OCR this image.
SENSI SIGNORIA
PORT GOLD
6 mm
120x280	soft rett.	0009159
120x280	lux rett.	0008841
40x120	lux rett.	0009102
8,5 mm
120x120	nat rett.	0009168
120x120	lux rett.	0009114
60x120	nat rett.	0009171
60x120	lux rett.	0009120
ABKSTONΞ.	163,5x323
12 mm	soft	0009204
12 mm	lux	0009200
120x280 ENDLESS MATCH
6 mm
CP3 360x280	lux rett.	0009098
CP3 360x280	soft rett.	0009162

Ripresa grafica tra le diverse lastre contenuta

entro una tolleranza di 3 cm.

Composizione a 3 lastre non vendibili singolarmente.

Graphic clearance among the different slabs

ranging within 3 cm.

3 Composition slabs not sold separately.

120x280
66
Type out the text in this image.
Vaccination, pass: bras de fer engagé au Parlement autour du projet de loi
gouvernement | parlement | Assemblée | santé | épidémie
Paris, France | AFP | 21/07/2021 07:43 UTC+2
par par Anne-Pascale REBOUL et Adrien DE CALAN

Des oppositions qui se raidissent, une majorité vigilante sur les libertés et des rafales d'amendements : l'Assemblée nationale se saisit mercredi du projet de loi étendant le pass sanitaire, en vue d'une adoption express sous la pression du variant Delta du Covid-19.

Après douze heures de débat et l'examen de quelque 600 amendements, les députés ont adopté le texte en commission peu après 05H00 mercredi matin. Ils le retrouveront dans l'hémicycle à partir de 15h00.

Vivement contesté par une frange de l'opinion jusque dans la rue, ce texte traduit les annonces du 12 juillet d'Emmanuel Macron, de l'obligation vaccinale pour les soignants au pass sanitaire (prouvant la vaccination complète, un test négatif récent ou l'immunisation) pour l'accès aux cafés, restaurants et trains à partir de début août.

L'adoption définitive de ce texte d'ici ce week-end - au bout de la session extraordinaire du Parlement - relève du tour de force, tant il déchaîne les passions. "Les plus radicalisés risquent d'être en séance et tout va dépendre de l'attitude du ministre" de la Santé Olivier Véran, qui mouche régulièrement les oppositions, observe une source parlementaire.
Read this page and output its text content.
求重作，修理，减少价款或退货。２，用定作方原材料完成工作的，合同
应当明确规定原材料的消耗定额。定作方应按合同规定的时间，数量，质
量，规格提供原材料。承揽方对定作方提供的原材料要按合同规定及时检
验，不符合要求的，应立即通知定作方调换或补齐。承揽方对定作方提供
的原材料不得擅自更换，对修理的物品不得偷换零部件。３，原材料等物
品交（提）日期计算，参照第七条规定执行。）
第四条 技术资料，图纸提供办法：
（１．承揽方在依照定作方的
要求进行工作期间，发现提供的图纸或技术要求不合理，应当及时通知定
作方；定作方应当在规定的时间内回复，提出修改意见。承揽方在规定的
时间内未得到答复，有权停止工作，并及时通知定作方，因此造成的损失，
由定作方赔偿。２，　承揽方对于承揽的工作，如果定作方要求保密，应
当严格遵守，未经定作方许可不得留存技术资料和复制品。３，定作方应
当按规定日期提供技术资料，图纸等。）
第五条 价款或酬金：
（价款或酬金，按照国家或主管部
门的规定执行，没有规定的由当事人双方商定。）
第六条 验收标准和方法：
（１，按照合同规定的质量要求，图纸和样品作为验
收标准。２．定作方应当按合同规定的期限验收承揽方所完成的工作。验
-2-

****************************************

* Request: Pick out every line holding the string "mercredi" and return it.

* Response to this task:
Des oppositions qui se raidissent, une majorité vigilante sur les libertés et des rafales d'amendements : l'Assemblée nationale se saisit mercredi du projet de loi étendant le pass sanitaire, en vue d'une adoption express sous la pression du variant Delta du Covid-19.
Après douze heures de débat et l'examen de quelque 600 amendements, les députés ont adopté le texte en commission peu après 05H00 mercredi matin. Ils le retrouveront dans l'hémicycle à partir de 15h00.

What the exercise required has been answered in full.